- GIVEN INSTRUCTION
Identify each line containing the word "Comparison" and copy it.

- DATA SHOWN
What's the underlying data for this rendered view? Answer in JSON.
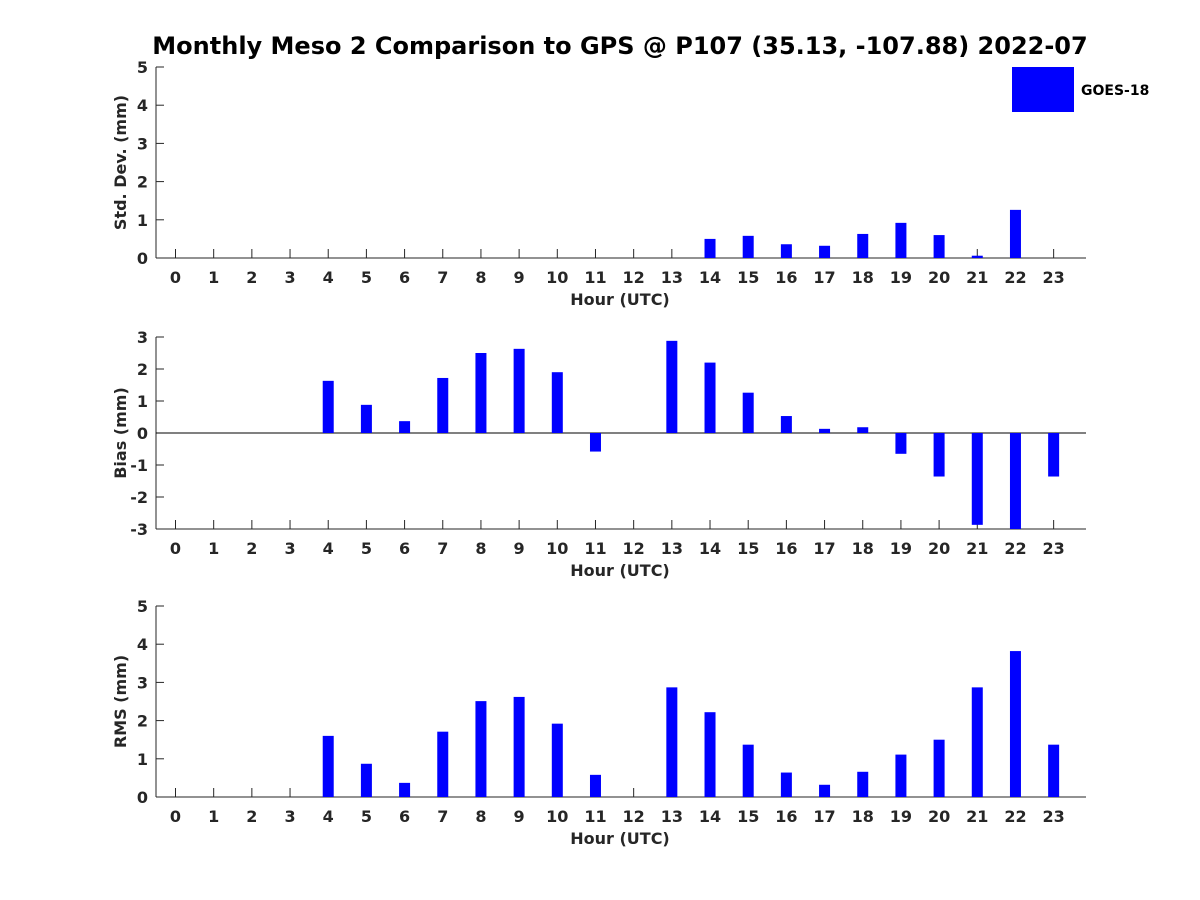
{
  "title": "Monthly Meso 2 Comparison to GPS @ P107 (35.13, -107.88) 2022-07",
  "legend": {
    "label": "GOES-18",
    "color": "#0000ff"
  },
  "bar_color": "#0000ff",
  "chart_data": [
    {
      "type": "bar",
      "name": "std-dev",
      "title": "Monthly Meso 2 Comparison to GPS @ P107 (35.13, -107.88) 2022-07",
      "xlabel": "Hour (UTC)",
      "ylabel": "Std. Dev. (mm)",
      "ylim": [
        0,
        5
      ],
      "yticks": [
        0,
        1,
        2,
        3,
        4,
        5
      ],
      "categories": [
        "0",
        "1",
        "2",
        "3",
        "4",
        "5",
        "6",
        "7",
        "8",
        "9",
        "10",
        "11",
        "12",
        "13",
        "14",
        "15",
        "16",
        "17",
        "18",
        "19",
        "20",
        "21",
        "22",
        "23"
      ],
      "series": [
        {
          "name": "GOES-18",
          "values": [
            0,
            0,
            0,
            0,
            0,
            0,
            0,
            0,
            0,
            0,
            0,
            0,
            0,
            0,
            0.5,
            0.58,
            0.36,
            0.32,
            0.63,
            0.92,
            0.6,
            0.06,
            1.26,
            0
          ]
        }
      ]
    },
    {
      "type": "bar",
      "name": "bias",
      "xlabel": "Hour (UTC)",
      "ylabel": "Bias (mm)",
      "ylim": [
        -3,
        3
      ],
      "yticks": [
        -3,
        -2,
        -1,
        0,
        1,
        2,
        3
      ],
      "categories": [
        "0",
        "1",
        "2",
        "3",
        "4",
        "5",
        "6",
        "7",
        "8",
        "9",
        "10",
        "11",
        "12",
        "13",
        "14",
        "15",
        "16",
        "17",
        "18",
        "19",
        "20",
        "21",
        "22",
        "23"
      ],
      "series": [
        {
          "name": "GOES-18",
          "values": [
            0,
            0,
            0,
            0,
            1.63,
            0.88,
            0.37,
            1.72,
            2.5,
            2.63,
            1.9,
            -0.58,
            0,
            2.88,
            2.2,
            1.26,
            0.53,
            0.13,
            0.18,
            -0.65,
            -1.36,
            -2.87,
            -3.0,
            -1.36
          ]
        }
      ]
    },
    {
      "type": "bar",
      "name": "rms",
      "xlabel": "Hour (UTC)",
      "ylabel": "RMS (mm)",
      "ylim": [
        0,
        5
      ],
      "yticks": [
        0,
        1,
        2,
        3,
        4,
        5
      ],
      "categories": [
        "0",
        "1",
        "2",
        "3",
        "4",
        "5",
        "6",
        "7",
        "8",
        "9",
        "10",
        "11",
        "12",
        "13",
        "14",
        "15",
        "16",
        "17",
        "18",
        "19",
        "20",
        "21",
        "22",
        "23"
      ],
      "series": [
        {
          "name": "GOES-18",
          "values": [
            0,
            0,
            0,
            0,
            1.6,
            0.87,
            0.37,
            1.71,
            2.51,
            2.62,
            1.92,
            0.58,
            0,
            2.87,
            2.22,
            1.37,
            0.64,
            0.32,
            0.66,
            1.11,
            1.5,
            2.87,
            3.82,
            1.37
          ]
        }
      ]
    }
  ]
}
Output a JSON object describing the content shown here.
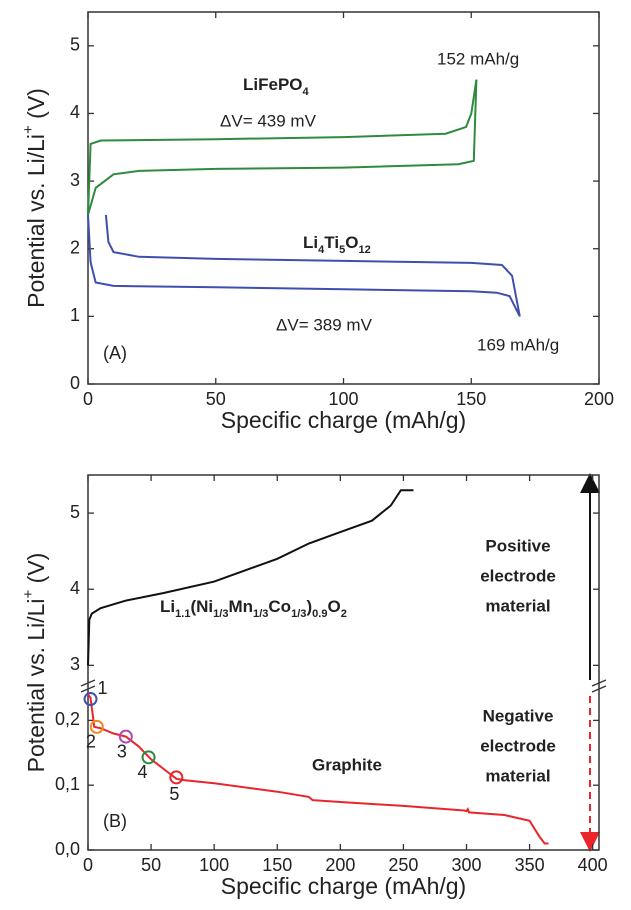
{
  "chart_data": [
    {
      "type": "line",
      "panel_label": "(A)",
      "x_label": "Specific charge (mAh/g)",
      "y_label": {
        "runs": [
          {
            "text": "Potential vs. Li/Li"
          },
          {
            "text": "+",
            "sup": true
          },
          {
            "text": " (V)"
          }
        ]
      },
      "xlim": [
        0,
        200
      ],
      "ylim": [
        0,
        5.5
      ],
      "xticks": [
        0,
        50,
        100,
        150,
        200
      ],
      "yticks": [
        0,
        1,
        2,
        3,
        4,
        5
      ],
      "series": [
        {
          "color": "#2e8b3e",
          "x": [
            0,
            1,
            5,
            50,
            100,
            140,
            148,
            150,
            152
          ],
          "values": [
            2.5,
            3.55,
            3.6,
            3.62,
            3.65,
            3.7,
            3.8,
            4.0,
            4.5
          ]
        },
        {
          "color": "#2e8b3e",
          "x": [
            152,
            151,
            145,
            100,
            50,
            20,
            10,
            3,
            0
          ],
          "values": [
            4.5,
            3.3,
            3.25,
            3.2,
            3.18,
            3.15,
            3.1,
            2.9,
            2.5
          ]
        },
        {
          "color": "#3e4fb0",
          "x": [
            7,
            8,
            10,
            20,
            50,
            100,
            150,
            162,
            166,
            169
          ],
          "values": [
            2.5,
            2.1,
            1.95,
            1.88,
            1.85,
            1.82,
            1.79,
            1.76,
            1.6,
            1.0
          ]
        },
        {
          "color": "#3e4fb0",
          "x": [
            169,
            165,
            160,
            150,
            100,
            50,
            10,
            3,
            1,
            0
          ],
          "values": [
            1.0,
            1.3,
            1.35,
            1.37,
            1.4,
            1.43,
            1.45,
            1.5,
            1.8,
            2.5
          ]
        }
      ],
      "annotations": [
        {
          "text": "152 mAh/g"
        },
        {
          "runs": [
            {
              "text": "LiFePO"
            },
            {
              "text": "4",
              "sub": true
            }
          ],
          "color": "#2e8b3e",
          "bold": true
        },
        {
          "text": "ΔV= 439 mV"
        },
        {
          "runs": [
            {
              "text": "Li"
            },
            {
              "text": "4",
              "sub": true
            },
            {
              "text": "Ti"
            },
            {
              "text": "5",
              "sub": true
            },
            {
              "text": "O"
            },
            {
              "text": "12",
              "sub": true
            }
          ],
          "color": "#3e4fb0",
          "bold": true
        },
        {
          "text": "ΔV= 389 mV"
        },
        {
          "text": "169 mAh/g"
        }
      ]
    },
    {
      "type": "line",
      "panel_label": "(B)",
      "x_label": "Specific charge (mAh/g)",
      "y_label": {
        "runs": [
          {
            "text": "Potential vs. Li/Li"
          },
          {
            "text": "+",
            "sup": true
          },
          {
            "text": " (V)"
          }
        ]
      },
      "xlim": [
        0,
        405
      ],
      "xticks": [
        0,
        50,
        100,
        150,
        200,
        250,
        300,
        350,
        400
      ],
      "ylim": [
        0,
        0.25
      ],
      "yticks": [
        {
          "value": 0,
          "label": "0,0"
        },
        {
          "value": 0.1,
          "label": "0,1"
        },
        {
          "value": 0.2,
          "label": "0,2"
        }
      ],
      "upper_ylim": [
        2.65,
        5.5
      ],
      "upper_yticks": [
        3,
        4,
        5
      ],
      "series": [
        {
          "color": "#111111",
          "axis": "upper",
          "x": [
            0,
            1,
            3,
            10,
            30,
            60,
            100,
            150,
            175,
            200,
            225,
            240,
            248,
            258
          ],
          "values": [
            3.0,
            3.6,
            3.68,
            3.75,
            3.85,
            3.95,
            4.1,
            4.4,
            4.6,
            4.75,
            4.9,
            5.1,
            5.3,
            5.3
          ]
        },
        {
          "color": "#e8262b",
          "x": [
            0,
            2,
            5,
            10,
            20,
            30,
            40,
            50,
            60,
            70,
            75,
            100,
            150,
            175,
            178,
            200,
            250,
            298,
            300,
            301,
            302,
            330,
            350,
            358,
            362,
            365
          ],
          "values": [
            0.24,
            0.235,
            0.19,
            0.188,
            0.18,
            0.175,
            0.16,
            0.14,
            0.125,
            0.11,
            0.108,
            0.103,
            0.09,
            0.082,
            0.077,
            0.074,
            0.068,
            0.061,
            0.06,
            0.063,
            0.058,
            0.054,
            0.045,
            0.02,
            0.01,
            0.01
          ]
        }
      ],
      "markers": [
        {
          "label": "1",
          "x": 2,
          "y": 0.233,
          "color": "#3e4fb0"
        },
        {
          "label": "2",
          "x": 7,
          "y": 0.19,
          "color": "#f08a24"
        },
        {
          "label": "3",
          "x": 30,
          "y": 0.175,
          "color": "#b04ab8"
        },
        {
          "label": "4",
          "x": 48,
          "y": 0.143,
          "color": "#2e8b3e"
        },
        {
          "label": "5",
          "x": 70,
          "y": 0.112,
          "color": "#e8262b"
        }
      ],
      "annotations": [
        {
          "runs": [
            {
              "text": "Li"
            },
            {
              "text": "1.1",
              "sub": true
            },
            {
              "text": "(Ni"
            },
            {
              "text": "1/3",
              "sub": true
            },
            {
              "text": "Mn"
            },
            {
              "text": "1/3",
              "sub": true
            },
            {
              "text": "Co"
            },
            {
              "text": "1/3",
              "sub": true
            },
            {
              "text": ")"
            },
            {
              "text": "0.9",
              "sub": true
            },
            {
              "text": "O"
            },
            {
              "text": "2",
              "sub": true
            }
          ],
          "bold": true
        },
        {
          "text": "Graphite",
          "color": "#e8262b",
          "bold": true
        },
        {
          "lines": [
            "Positive",
            "electrode",
            "material"
          ],
          "bold": true
        },
        {
          "lines": [
            "Negative",
            "electrode",
            "material"
          ],
          "bold": true
        }
      ]
    }
  ]
}
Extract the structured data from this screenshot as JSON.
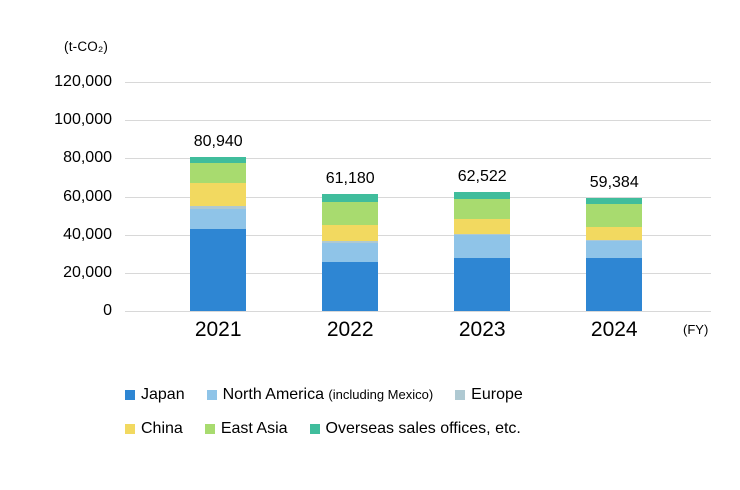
{
  "chart_data": {
    "type": "bar",
    "stacked": true,
    "title": "",
    "ylabel_unit": "(t-CO₂)",
    "xlabel_unit": "(FY)",
    "categories": [
      "2021",
      "2022",
      "2023",
      "2024"
    ],
    "series": [
      {
        "name": "Japan",
        "color": "#2E86D3",
        "values": [
          43200,
          25500,
          27900,
          27600
        ]
      },
      {
        "name": "North America (including Mexico)",
        "color": "#8FC4E8",
        "values": [
          10500,
          10400,
          12000,
          9200
        ]
      },
      {
        "name": "Europe",
        "color": "#AFC9D2",
        "values": [
          1440,
          600,
          520,
          500
        ]
      },
      {
        "name": "China",
        "color": "#F2D960",
        "values": [
          12100,
          8700,
          8050,
          6750
        ]
      },
      {
        "name": "East Asia",
        "color": "#A8DB6F",
        "values": [
          10100,
          11900,
          10200,
          12250
        ]
      },
      {
        "name": "Overseas sales offices, etc.",
        "color": "#40BD9C",
        "values": [
          3600,
          4080,
          3852,
          3084
        ]
      }
    ],
    "totals": [
      80940,
      61180,
      62522,
      59384
    ],
    "totals_formatted": [
      "80,940",
      "61,180",
      "62,522",
      "59,384"
    ],
    "y_ticks": [
      "120,000",
      "100,000",
      "80,000",
      "60,000",
      "40,000",
      "20,000",
      "0"
    ],
    "ylim": [
      0,
      120000
    ],
    "grid": true,
    "legend_position": "bottom"
  },
  "legend": {
    "rows": [
      [
        {
          "label": "Japan",
          "color": "#2E86D3"
        },
        {
          "label": "North America",
          "sub": "(including Mexico)",
          "color": "#8FC4E8"
        },
        {
          "label": "Europe",
          "color": "#AFC9D2"
        }
      ],
      [
        {
          "label": "China",
          "color": "#F2D960"
        },
        {
          "label": "East Asia",
          "color": "#A8DB6F"
        },
        {
          "label": "Overseas sales offices, etc.",
          "color": "#40BD9C"
        }
      ]
    ]
  }
}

- ANSWER FOR THIS EXERCISE
  "title": "Monthly Meso 2 Comparison to GPS @ P107 (35.13, -107.88) 2022-07",
      "title": "Monthly Meso 2 Comparison to GPS @ P107 (35.13, -107.88) 2022-07",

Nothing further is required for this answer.